▶ _Working data_:
'''
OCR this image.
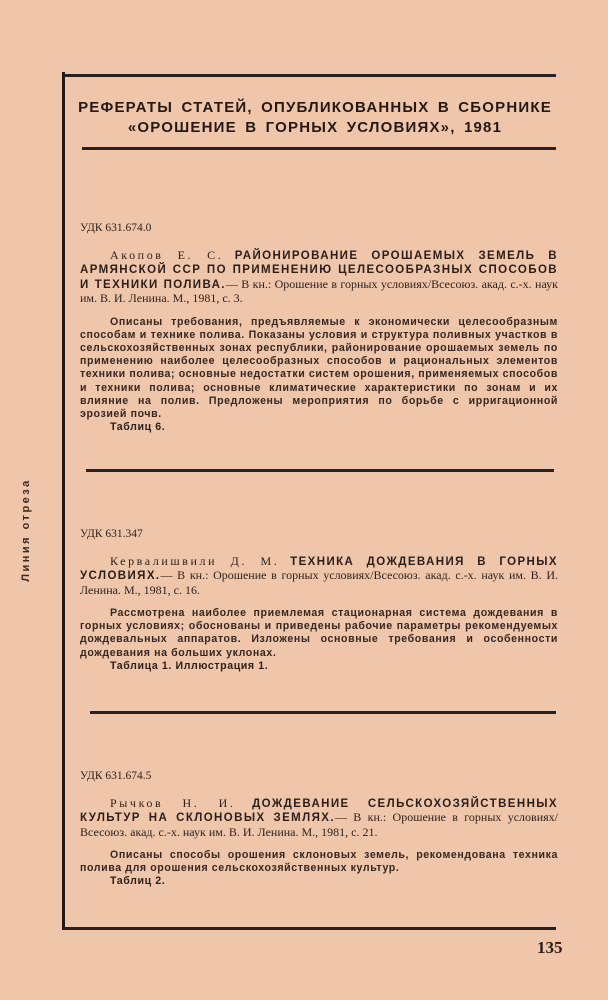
Линия отреза
РЕФЕРАТЫ СТАТЕЙ, ОПУБЛИКОВАННЫХ В СБОРНИКЕ
«ОРОШЕНИЕ В ГОРНЫХ УСЛОВИЯХ», 1981
УДК 631.674.0
Акопов Е. С. РАЙОНИРОВАНИЕ ОРОШАЕМЫХ ЗЕМЕЛЬ В АРМЯНСКОЙ ССР ПО ПРИМЕНЕНИЮ ЦЕЛЕСООБРАЗНЫХ СПОСОБОВ И ТЕХНИКИ ПОЛИВА.— В кн.: Орошение в горных условиях/Всесоюз. акад. с.-х. наук им. В. И. Ленина. М., 1981, с. 3.
Описаны требования, предъявляемые к экономически целесообразным способам и технике полива. Показаны условия и структура поливных участков в сельскохозяйственных зонах республики, районирование орошаемых земель по применению наиболее целесообразных способов и рациональных элементов техники полива; основные недостатки систем орошения, применяемых способов и техники полива; основные климатические характеристики по зонам и их влияние на полив. Предложены мероприятия по борьбе с ирригационной эрозией почв.
Таблиц 6.
УДК 631.347
Кервалишвили Д. М. ТЕХНИКА ДОЖДЕВАНИЯ В ГОРНЫХ УСЛОВИЯХ.— В кн.: Орошение в горных условиях/Всесоюз. акад. с.-х. наук им. В. И. Ленина. М., 1981, с. 16.
Рассмотрена наиболее приемлемая стационарная система дождевания в горных условиях; обоснованы и приведены рабочие параметры рекомендуемых дождевальных аппаратов. Изложены основные требования и особенности дождевания на больших уклонах.
Таблица 1. Иллюстрация 1.
УДК 631.674.5
Рычков Н. И. ДОЖДЕВАНИЕ СЕЛЬСКОХОЗЯЙСТВЕННЫХ КУЛЬТУР НА СКЛОНОВЫХ ЗЕМЛЯХ.— В кн.: Орошение в горных условиях/Всесоюз. акад. с.-х. наук им. В. И. Ленина. М., 1981, с. 21.
Описаны способы орошения склоновых земель, рекомендована техника полива для орошения сельскохозяйственных культур.
Таблиц 2.
135
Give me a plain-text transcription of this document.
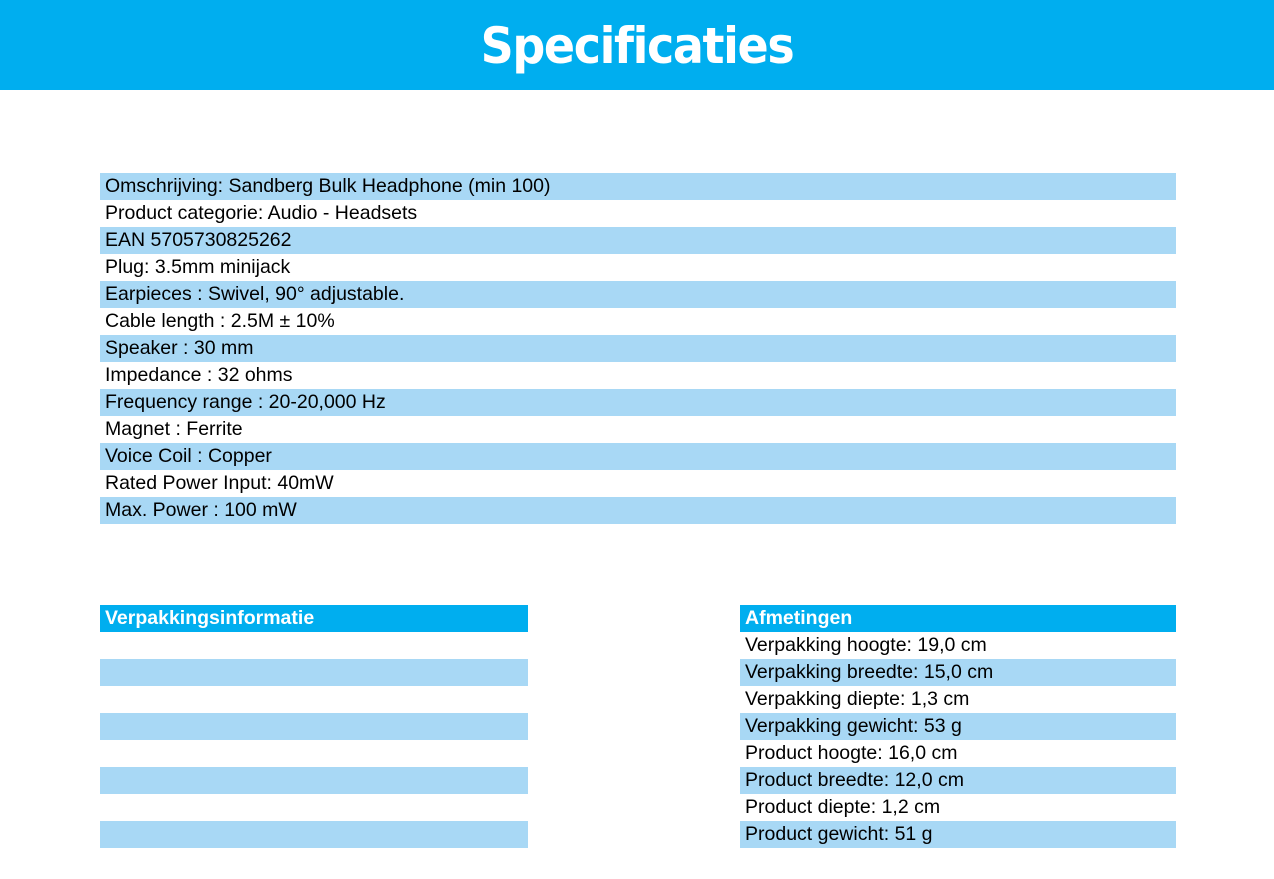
Specificaties
Omschrijving: Sandberg Bulk Headphone (min 100)
Product categorie: Audio - Headsets
EAN 5705730825262
Plug: 3.5mm minijack
Earpieces : Swivel, 90° adjustable.
Cable length : 2.5M ± 10%
Speaker : 30 mm
Impedance : 32 ohms
Frequency range : 20-20,000 Hz
Magnet : Ferrite
Voice Coil : Copper
Rated Power Input: 40mW
Max. Power : 100 mW
Verpakkingsinformatie	Afmetingen
Verpakking hoogte: 19,0 cm
Verpakking breedte: 15,0 cm
Verpakking diepte: 1,3 cm
Verpakking gewicht: 53 g
Product hoogte: 16,0 cm
Product breedte: 12,0 cm
Product diepte: 1,2 cm
Product gewicht: 51 g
'''
Output the full set of records above without changing a word, and drop the images.

OCR this image.
Линия отреза
РЕФЕРАТЫ СТАТЕЙ, ОПУБЛИКОВАННЫХ В СБОРНИКЕ
«ОРОШЕНИЕ В ГОРНЫХ УСЛОВИЯХ», 1981
УДК 631.674.0
Акопов Е. С. РАЙОНИРОВАНИЕ ОРОШАЕМЫХ ЗЕМЕЛЬ В АРМЯНСКОЙ ССР ПО ПРИМЕНЕНИЮ ЦЕЛЕСООБРАЗНЫХ СПОСОБОВ И ТЕХНИКИ ПОЛИВА.— В кн.: Орошение в горных условиях/Всесоюз. акад. с.-х. наук им. В. И. Ленина. М., 1981, с. 3.
Описаны требования, предъявляемые к экономически целесообразным способам и технике полива. Показаны условия и структура поливных участков в сельскохозяйственных зонах республики, районирование орошаемых земель по применению наиболее целесообразных способов и рациональных элементов техники полива; основные недостатки систем орошения, применяемых способов и техники полива; основные климатические характеристики по зонам и их влияние на полив. Предложены мероприятия по борьбе с ирригационной эрозией почв.
Таблиц 6.
УДК 631.347
Кервалишвили Д. М. ТЕХНИКА ДОЖДЕВАНИЯ В ГОРНЫХ УСЛОВИЯХ.— В кн.: Орошение в горных условиях/Всесоюз. акад. с.-х. наук им. В. И. Ленина. М., 1981, с. 16.
Рассмотрена наиболее приемлемая стационарная система дождевания в горных условиях; обоснованы и приведены рабочие параметры рекомендуемых дождевальных аппаратов. Изложены основные требования и особенности дождевания на больших уклонах.
Таблица 1. Иллюстрация 1.
УДК 631.674.5
Рычков Н. И. ДОЖДЕВАНИЕ СЕЛЬСКОХОЗЯЙСТВЕННЫХ КУЛЬТУР НА СКЛОНОВЫХ ЗЕМЛЯХ.— В кн.: Орошение в горных условиях/Всесоюз. акад. с.-х. наук им. В. И. Ленина. М., 1981, с. 21.
Описаны способы орошения склоновых земель, рекомендована техника полива для орошения сельскохозяйственных культур.
Таблиц 2.
135
Give me a plain-text transcription of this document.
Specificaties
Omschrijving: Sandberg Bulk Headphone (min 100)
Product categorie: Audio - Headsets
EAN 5705730825262
Plug: 3.5mm minijack
Earpieces : Swivel, 90° adjustable.
Cable length : 2.5M ± 10%
Speaker : 30 mm
Impedance : 32 ohms
Frequency range : 20-20,000 Hz
Magnet : Ferrite
Voice Coil : Copper
Rated Power Input: 40mW
Max. Power : 100 mW
Verpakkingsinformatie	Afmetingen
Verpakking hoogte: 19,0 cm
Verpakking breedte: 15,0 cm
Verpakking diepte: 1,3 cm
Verpakking gewicht: 53 g
Product hoogte: 16,0 cm
Product breedte: 12,0 cm
Product diepte: 1,2 cm
Product gewicht: 51 g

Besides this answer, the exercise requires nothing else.